Exercise brief: Each line below should be quoted exactly, please.
-- start Material for this task --
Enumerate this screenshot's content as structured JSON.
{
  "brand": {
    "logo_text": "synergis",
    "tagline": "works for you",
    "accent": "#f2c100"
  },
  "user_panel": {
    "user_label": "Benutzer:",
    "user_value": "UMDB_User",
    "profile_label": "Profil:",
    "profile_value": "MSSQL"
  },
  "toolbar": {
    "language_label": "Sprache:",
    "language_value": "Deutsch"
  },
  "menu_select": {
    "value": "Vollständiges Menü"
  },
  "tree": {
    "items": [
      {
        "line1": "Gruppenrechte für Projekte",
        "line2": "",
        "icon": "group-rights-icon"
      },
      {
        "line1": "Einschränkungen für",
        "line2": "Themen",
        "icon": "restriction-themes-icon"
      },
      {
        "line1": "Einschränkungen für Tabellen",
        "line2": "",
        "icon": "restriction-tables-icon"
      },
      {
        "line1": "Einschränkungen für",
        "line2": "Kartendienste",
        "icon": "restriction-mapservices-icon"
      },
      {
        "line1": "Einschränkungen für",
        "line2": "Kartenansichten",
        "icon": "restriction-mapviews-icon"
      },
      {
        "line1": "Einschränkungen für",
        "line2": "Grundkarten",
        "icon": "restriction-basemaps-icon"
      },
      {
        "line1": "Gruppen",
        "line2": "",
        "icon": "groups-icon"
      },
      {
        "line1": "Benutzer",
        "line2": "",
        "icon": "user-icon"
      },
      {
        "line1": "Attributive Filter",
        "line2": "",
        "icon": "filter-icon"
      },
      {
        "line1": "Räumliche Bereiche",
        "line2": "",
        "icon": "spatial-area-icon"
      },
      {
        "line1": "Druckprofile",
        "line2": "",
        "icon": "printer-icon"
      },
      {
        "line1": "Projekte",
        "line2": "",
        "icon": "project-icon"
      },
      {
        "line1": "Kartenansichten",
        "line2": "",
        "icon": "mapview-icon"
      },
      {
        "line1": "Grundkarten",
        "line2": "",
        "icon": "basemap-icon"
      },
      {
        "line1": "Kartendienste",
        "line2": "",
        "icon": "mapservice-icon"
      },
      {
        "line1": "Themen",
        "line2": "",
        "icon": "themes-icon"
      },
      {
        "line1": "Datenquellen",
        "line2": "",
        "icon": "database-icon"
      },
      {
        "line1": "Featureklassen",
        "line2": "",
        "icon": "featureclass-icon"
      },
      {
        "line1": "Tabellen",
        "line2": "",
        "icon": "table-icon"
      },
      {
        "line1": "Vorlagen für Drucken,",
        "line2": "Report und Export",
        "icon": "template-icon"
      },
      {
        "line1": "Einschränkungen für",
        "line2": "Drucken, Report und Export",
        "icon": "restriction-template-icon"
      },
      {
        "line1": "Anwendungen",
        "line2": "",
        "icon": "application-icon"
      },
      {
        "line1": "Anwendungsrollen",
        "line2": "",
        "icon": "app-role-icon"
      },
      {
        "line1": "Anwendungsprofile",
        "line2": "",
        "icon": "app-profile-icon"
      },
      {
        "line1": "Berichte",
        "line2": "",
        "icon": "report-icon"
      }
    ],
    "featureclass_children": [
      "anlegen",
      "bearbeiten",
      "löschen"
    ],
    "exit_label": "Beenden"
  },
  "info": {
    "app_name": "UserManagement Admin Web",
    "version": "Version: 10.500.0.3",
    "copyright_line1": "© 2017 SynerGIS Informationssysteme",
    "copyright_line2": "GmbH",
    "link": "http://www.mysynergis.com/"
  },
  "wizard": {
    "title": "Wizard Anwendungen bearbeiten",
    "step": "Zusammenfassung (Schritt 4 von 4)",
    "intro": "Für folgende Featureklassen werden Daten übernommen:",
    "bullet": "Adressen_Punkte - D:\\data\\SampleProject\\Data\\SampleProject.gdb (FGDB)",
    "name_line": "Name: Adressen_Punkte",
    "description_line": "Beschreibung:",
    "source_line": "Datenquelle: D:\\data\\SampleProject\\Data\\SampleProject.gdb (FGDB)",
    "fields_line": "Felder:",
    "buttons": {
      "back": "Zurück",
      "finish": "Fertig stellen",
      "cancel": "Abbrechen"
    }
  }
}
-- end Material for this task --
Full answer:
Enumerate this screenshot's content as structured JSON.
{
  "brand": {
    "logo_text": "synergis",
    "tagline": "works for you",
    "accent": "#f2c100"
  },
  "user_panel": {
    "user_label": "Benutzer:",
    "user_value": "UMDB_User",
    "profile_label": "Profil:",
    "profile_value": "MSSQL"
  },
  "toolbar": {
    "language_label": "Sprache:",
    "language_value": "Deutsch"
  },
  "menu_select": {
    "value": "Vollständiges Menü"
  },
  "tree": {
    "items": [
      {
        "line1": "Gruppenrechte für Projekte",
        "line2": "",
        "icon": "group-rights-icon"
      },
      {
        "line1": "Einschränkungen für",
        "line2": "Themen",
        "icon": "restriction-themes-icon"
      },
      {
        "line1": "Einschränkungen für Tabellen",
        "line2": "",
        "icon": "restriction-tables-icon"
      },
      {
        "line1": "Einschränkungen für",
        "line2": "Kartendienste",
        "icon": "restriction-mapservices-icon"
      },
      {
        "line1": "Einschränkungen für",
        "line2": "Kartenansichten",
        "icon": "restriction-mapviews-icon"
      },
      {
        "line1": "Einschränkungen für",
        "line2": "Grundkarten",
        "icon": "restriction-basemaps-icon"
      },
      {
        "line1": "Gruppen",
        "line2": "",
        "icon": "groups-icon"
      },
      {
        "line1": "Benutzer",
        "line2": "",
        "icon": "user-icon"
      },
      {
        "line1": "Attributive Filter",
        "line2": "",
        "icon": "filter-icon"
      },
      {
        "line1": "Räumliche Bereiche",
        "line2": "",
        "icon": "spatial-area-icon"
      },
      {
        "line1": "Druckprofile",
        "line2": "",
        "icon": "printer-icon"
      },
      {
        "line1": "Projekte",
        "line2": "",
        "icon": "project-icon"
      },
      {
        "line1": "Kartenansichten",
        "line2": "",
        "icon": "mapview-icon"
      },
      {
        "line1": "Grundkarten",
        "line2": "",
        "icon": "basemap-icon"
      },
      {
        "line1": "Kartendienste",
        "line2": "",
        "icon": "mapservice-icon"
      },
      {
        "line1": "Themen",
        "line2": "",
        "icon": "themes-icon"
      },
      {
        "line1": "Datenquellen",
        "line2": "",
        "icon": "database-icon"
      },
      {
        "line1": "Featureklassen",
        "line2": "",
        "icon": "featureclass-icon"
      },
      {
        "line1": "Tabellen",
        "line2": "",
        "icon": "table-icon"
      },
      {
        "line1": "Vorlagen für Drucken,",
        "line2": "Report und Export",
        "icon": "template-icon"
      },
      {
        "line1": "Einschränkungen für",
        "line2": "Drucken, Report und Export",
        "icon": "restriction-template-icon"
      },
      {
        "line1": "Anwendungen",
        "line2": "",
        "icon": "application-icon"
      },
      {
        "line1": "Anwendungsrollen",
        "line2": "",
        "icon": "app-role-icon"
      },
      {
        "line1": "Anwendungsprofile",
        "line2": "",
        "icon": "app-profile-icon"
      },
      {
        "line1": "Berichte",
        "line2": "",
        "icon": "report-icon"
      }
    ],
    "featureclass_children": [
      "anlegen",
      "bearbeiten",
      "löschen"
    ],
    "exit_label": "Beenden"
  },
  "info": {
    "app_name": "UserManagement Admin Web",
    "version": "Version: 10.500.0.3",
    "copyright_line1": "© 2017 SynerGIS Informationssysteme",
    "copyright_line2": "GmbH",
    "link": "http://www.mysynergis.com/"
  },
  "wizard": {
    "title": "Wizard Anwendungen bearbeiten",
    "step": "Zusammenfassung (Schritt 4 von 4)",
    "intro": "Für folgende Featureklassen werden Daten übernommen:",
    "bullet": "Adressen_Punkte - D:\\data\\SampleProject\\Data\\SampleProject.gdb (FGDB)",
    "name_line": "Name: Adressen_Punkte",
    "description_line": "Beschreibung:",
    "source_line": "Datenquelle: D:\\data\\SampleProject\\Data\\SampleProject.gdb (FGDB)",
    "fields_line": "Felder:",
    "buttons": {
      "back": "Zurück",
      "finish": "Fertig stellen",
      "cancel": "Abbrechen"
    }
  }
}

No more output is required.